= ARTICLE =

**********

Il y a 10 ans, une première femme au pouvoir… et un attentat politique.

(Québec ) Ces jours-ci, Pauline Marois éprouve un petit pincement au cœur quand elle regarde le calendrier. Le 4 septembre 2012, il y a dix ans, elle était élue première ministre. Pour la première fois, les Québécois portaient une femme au pouvoir. Un mandat minoritaire.

Mais quand elle voit les bulletins de nouvelles, c’est carrément de la douleur qu’elle éprouve. Le débat actuel sur la montée de la violence, le climat de haine et les menaces envers les candidats résonnent toujours en elle.

**********

= EXERCICE PROPOSÉ 1 =
Pour chacune des affirmations suivantes, indiquez par oui ou par non si elle concorde avec l'article sur Pauline Marois, en citant textuellement les mots qui tranchent.
(a) Pauline Marois a été élue première ministre le 4 septembre 2012.
(b) Le mandat obtenu était majoritaire.
(c) Les bulletins de nouvelles lui inspirent de la fierté.
= EXERCICE PROPOSÉ 2 =
Reformulez sous forme de liste le paragraphe de l'article sur Pauline Marois qui commence par « Mais quand elle voit », en conservant ses faits essentiels.
= EXERCICE PROPOSÉ 3 =
Poursuivez l'article consacré aux dix ans de l'élection de Pauline Marois, à la suite de sa dernière phrase.

= DONNÉES BRUTES =
**********

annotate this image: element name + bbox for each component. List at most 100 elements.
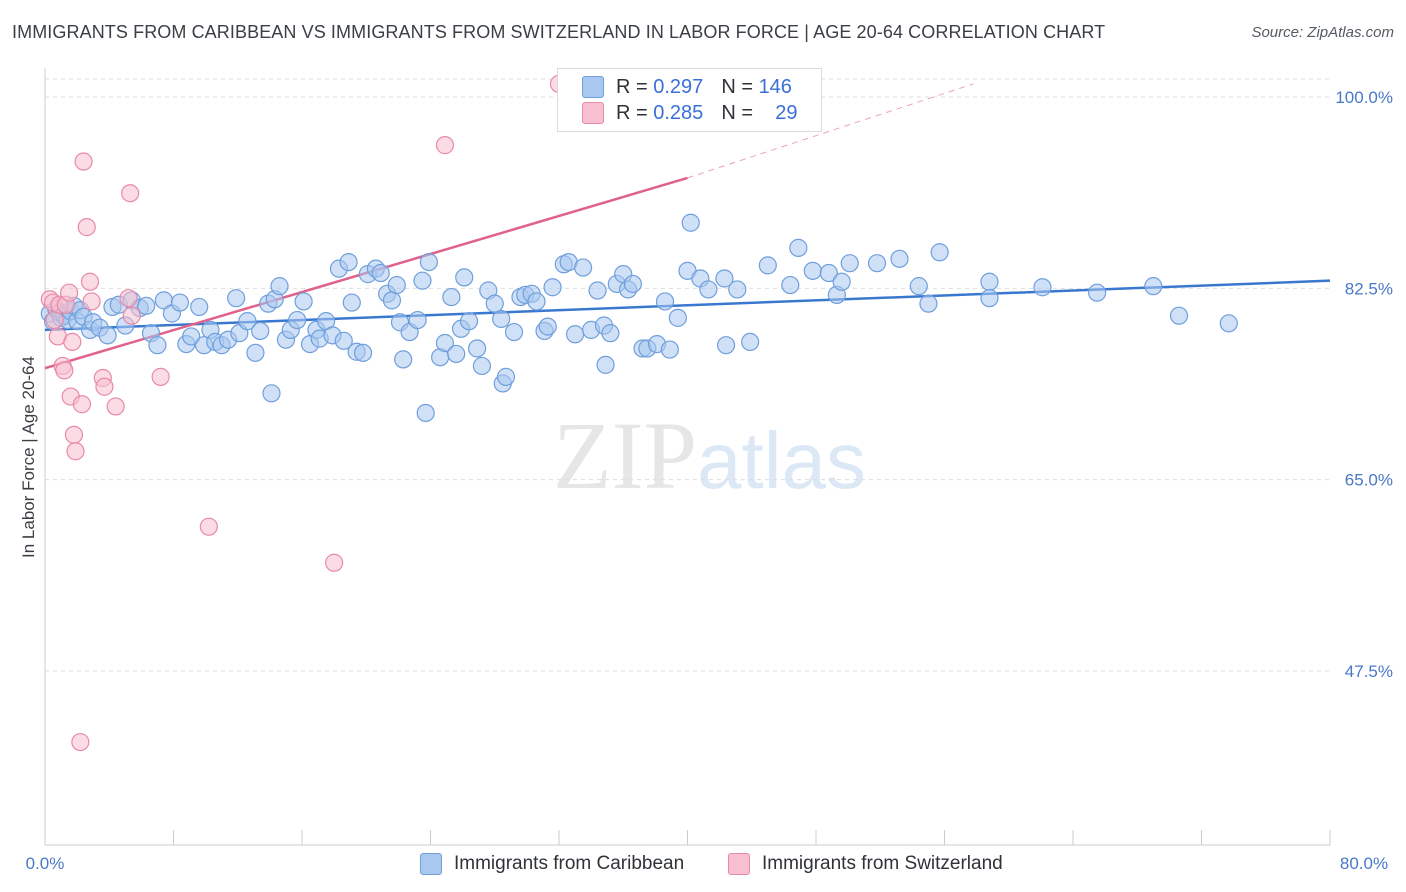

**********

= CORRIGÉ DE L'EXERCICE 1 =
(a) Oui : « Le 4 septembre 2012, il y a dix ans, elle était élue première ministre. »
(b) Non : « Un mandat minoritaire. »
(c) Non : « c’est carrément de la douleur qu’elle éprouve ».

= CORRIGÉ DE L'EXERCICE 2 =
- Les bulletins de nouvelles provoquent de la douleur chez Pauline Marois.
- Le débat actuel sur la montée de la violence résonne toujours en elle.
- Le climat de haine et les menaces envers les candidats résonnent aussi en elle.

= CORRIGÉ DE L'EXERCICE 3 =
Sa victoire a été occultée par un attentat meurtrier en marge du rassemblement partisan au Métropolis, au centre-ville de Montréal. L’arme de Richard Henry Bain s’est enrayée, mais il a eu le temps de tuer un technicien de scène, Denis Blanchette, et d’en blesser gravement un autre, Dave Courage. Bain écopera de la prison à vie, sans possibilité de libération conditionnelle avant 20 ans. Au procès intenté par des victimes, on constatera que six menaces de mort ont été proférées contre Mme Marois, sur les réseaux sociaux notamment, le jour même des élections.

Mme Marois a choisi de ne pas beaucoup parler de l’évènement à l’époque, se souvient Dominique Lebel, devenue chef de cabinet adjoint. Elle ne voulait pas que son début de mandat soit occulté par ce sombre moment.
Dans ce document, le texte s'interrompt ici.